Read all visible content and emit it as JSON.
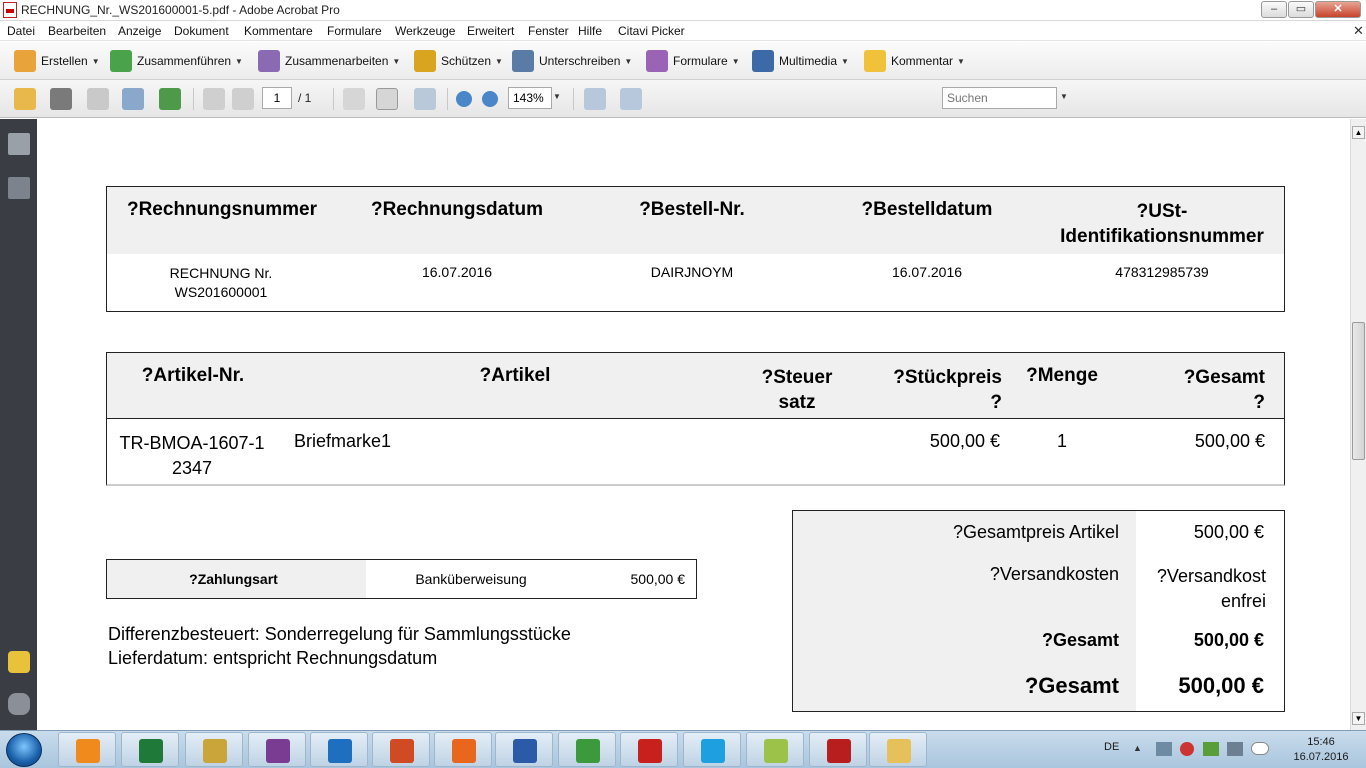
{
  "window": {
    "title": "RECHNUNG_Nr._WS201600001-5.pdf - Adobe Acrobat Pro",
    "minimize": "–",
    "maximize": "▭",
    "close": "✕"
  },
  "menu": [
    "Datei",
    "Bearbeiten",
    "Anzeige",
    "Dokument",
    "Kommentare",
    "Formulare",
    "Werkzeuge",
    "Erweitert",
    "Fenster",
    "Hilfe",
    "Citavi Picker"
  ],
  "menu_close": "✕",
  "toolbar1": [
    {
      "label": "Erstellen",
      "icon": "create-icon",
      "color": "#e8a33a"
    },
    {
      "label": "Zusammenführen",
      "icon": "combine-icon",
      "color": "#4aa34a"
    },
    {
      "label": "Zusammenarbeiten",
      "icon": "collaborate-icon",
      "color": "#8a6bb3"
    },
    {
      "label": "Schützen",
      "icon": "lock-icon",
      "color": "#d9a520"
    },
    {
      "label": "Unterschreiben",
      "icon": "pen-icon",
      "color": "#5a7ba6"
    },
    {
      "label": "Formulare",
      "icon": "forms-icon",
      "color": "#9a63b5"
    },
    {
      "label": "Multimedia",
      "icon": "multimedia-icon",
      "color": "#3c6aa8"
    },
    {
      "label": "Kommentar",
      "icon": "comment-icon",
      "color": "#f0c23a"
    }
  ],
  "toolbar2": {
    "page_current": "1",
    "page_total": "/ 1",
    "zoom": "143%",
    "search_placeholder": "Suchen"
  },
  "invoice": {
    "header_table": {
      "headers": [
        "?Rechnungsnummer",
        "?Rechnungsdatum",
        "?Bestell-Nr.",
        "?Bestelldatum",
        "?USt-\nIdentifikationsnummer"
      ],
      "values": [
        "RECHNUNG Nr.\nWS201600001",
        "16.07.2016",
        "DAIRJNOYM",
        "16.07.2016",
        "478312985739"
      ]
    },
    "item_table": {
      "headers": [
        "?Artikel-Nr.",
        "?Artikel",
        "?Steuer\nsatz",
        "?Stückpreis\n?",
        "?Menge",
        "?Gesamt\n?"
      ],
      "row": [
        "TR-BMOA-1607-1\n2347",
        "Briefmarke1",
        "",
        "500,00 €",
        "1",
        "500,00 €"
      ]
    },
    "payment": {
      "label": "?Zahlungsart",
      "method": "Banküberweisung",
      "amount": "500,00 €"
    },
    "notes": [
      "Differenzbesteuert: Sonderregelung für Sammlungsstücke",
      "Lieferdatum: entspricht Rechnungsdatum"
    ],
    "totals": [
      {
        "label": "?Gesamtpreis Artikel",
        "value": "500,00 €"
      },
      {
        "label": "?Versandkosten",
        "value": "?Versandkost\nenfrei"
      },
      {
        "label": "?Gesamt",
        "value": "500,00 €"
      },
      {
        "label": "?Gesamt",
        "value": "500,00 €"
      }
    ]
  },
  "taskbar": {
    "apps": [
      {
        "name": "media-player-icon",
        "color": "#f08a1c"
      },
      {
        "name": "excel-icon",
        "color": "#1f7a3a"
      },
      {
        "name": "fireworks-icon",
        "color": "#c9a53a"
      },
      {
        "name": "onenote-icon",
        "color": "#7a3b93"
      },
      {
        "name": "outlook-icon",
        "color": "#1f6fc0"
      },
      {
        "name": "powerpoint-icon",
        "color": "#d04a23"
      },
      {
        "name": "firefox-icon",
        "color": "#e8671c"
      },
      {
        "name": "word-icon",
        "color": "#2b5aa8"
      },
      {
        "name": "vnc-icon",
        "color": "#3c9a3c"
      },
      {
        "name": "acrobat-icon",
        "color": "#c8201c"
      },
      {
        "name": "skype-icon",
        "color": "#1ea0e0"
      },
      {
        "name": "sticky-notes-icon",
        "color": "#9cc24a"
      },
      {
        "name": "filezilla-icon",
        "color": "#b81e1e"
      },
      {
        "name": "file-explorer-icon",
        "color": "#e6c05a"
      }
    ],
    "language": "DE",
    "time": "15:46",
    "date": "16.07.2016"
  }
}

::::::

The listing above must be printed again exactly, minus its pictures.

Full output:
Read all visible content and emit it as JSON.
{
  "window": {
    "title": "RECHNUNG_Nr._WS201600001-5.pdf - Adobe Acrobat Pro",
    "minimize": "–",
    "maximize": "▭",
    "close": "✕"
  },
  "menu": [
    "Datei",
    "Bearbeiten",
    "Anzeige",
    "Dokument",
    "Kommentare",
    "Formulare",
    "Werkzeuge",
    "Erweitert",
    "Fenster",
    "Hilfe",
    "Citavi Picker"
  ],
  "menu_close": "✕",
  "toolbar1": [
    {
      "label": "Erstellen",
      "icon": "create-icon",
      "color": "#e8a33a"
    },
    {
      "label": "Zusammenführen",
      "icon": "combine-icon",
      "color": "#4aa34a"
    },
    {
      "label": "Zusammenarbeiten",
      "icon": "collaborate-icon",
      "color": "#8a6bb3"
    },
    {
      "label": "Schützen",
      "icon": "lock-icon",
      "color": "#d9a520"
    },
    {
      "label": "Unterschreiben",
      "icon": "pen-icon",
      "color": "#5a7ba6"
    },
    {
      "label": "Formulare",
      "icon": "forms-icon",
      "color": "#9a63b5"
    },
    {
      "label": "Multimedia",
      "icon": "multimedia-icon",
      "color": "#3c6aa8"
    },
    {
      "label": "Kommentar",
      "icon": "comment-icon",
      "color": "#f0c23a"
    }
  ],
  "toolbar2": {
    "page_current": "1",
    "page_total": "/ 1",
    "zoom": "143%",
    "search_placeholder": "Suchen"
  },
  "invoice": {
    "header_table": {
      "headers": [
        "?Rechnungsnummer",
        "?Rechnungsdatum",
        "?Bestell-Nr.",
        "?Bestelldatum",
        "?USt-\nIdentifikationsnummer"
      ],
      "values": [
        "RECHNUNG Nr.\nWS201600001",
        "16.07.2016",
        "DAIRJNOYM",
        "16.07.2016",
        "478312985739"
      ]
    },
    "item_table": {
      "headers": [
        "?Artikel-Nr.",
        "?Artikel",
        "?Steuer\nsatz",
        "?Stückpreis\n?",
        "?Menge",
        "?Gesamt\n?"
      ],
      "row": [
        "TR-BMOA-1607-1\n2347",
        "Briefmarke1",
        "",
        "500,00 €",
        "1",
        "500,00 €"
      ]
    },
    "payment": {
      "label": "?Zahlungsart",
      "method": "Banküberweisung",
      "amount": "500,00 €"
    },
    "notes": [
      "Differenzbesteuert: Sonderregelung für Sammlungsstücke",
      "Lieferdatum: entspricht Rechnungsdatum"
    ],
    "totals": [
      {
        "label": "?Gesamtpreis Artikel",
        "value": "500,00 €"
      },
      {
        "label": "?Versandkosten",
        "value": "?Versandkost\nenfrei"
      },
      {
        "label": "?Gesamt",
        "value": "500,00 €"
      },
      {
        "label": "?Gesamt",
        "value": "500,00 €"
      }
    ]
  },
  "taskbar": {
    "apps": [
      {
        "name": "media-player-icon",
        "color": "#f08a1c"
      },
      {
        "name": "excel-icon",
        "color": "#1f7a3a"
      },
      {
        "name": "fireworks-icon",
        "color": "#c9a53a"
      },
      {
        "name": "onenote-icon",
        "color": "#7a3b93"
      },
      {
        "name": "outlook-icon",
        "color": "#1f6fc0"
      },
      {
        "name": "powerpoint-icon",
        "color": "#d04a23"
      },
      {
        "name": "firefox-icon",
        "color": "#e8671c"
      },
      {
        "name": "word-icon",
        "color": "#2b5aa8"
      },
      {
        "name": "vnc-icon",
        "color": "#3c9a3c"
      },
      {
        "name": "acrobat-icon",
        "color": "#c8201c"
      },
      {
        "name": "skype-icon",
        "color": "#1ea0e0"
      },
      {
        "name": "sticky-notes-icon",
        "color": "#9cc24a"
      },
      {
        "name": "filezilla-icon",
        "color": "#b81e1e"
      },
      {
        "name": "file-explorer-icon",
        "color": "#e6c05a"
      }
    ],
    "language": "DE",
    "time": "15:46",
    "date": "16.07.2016"
  }
}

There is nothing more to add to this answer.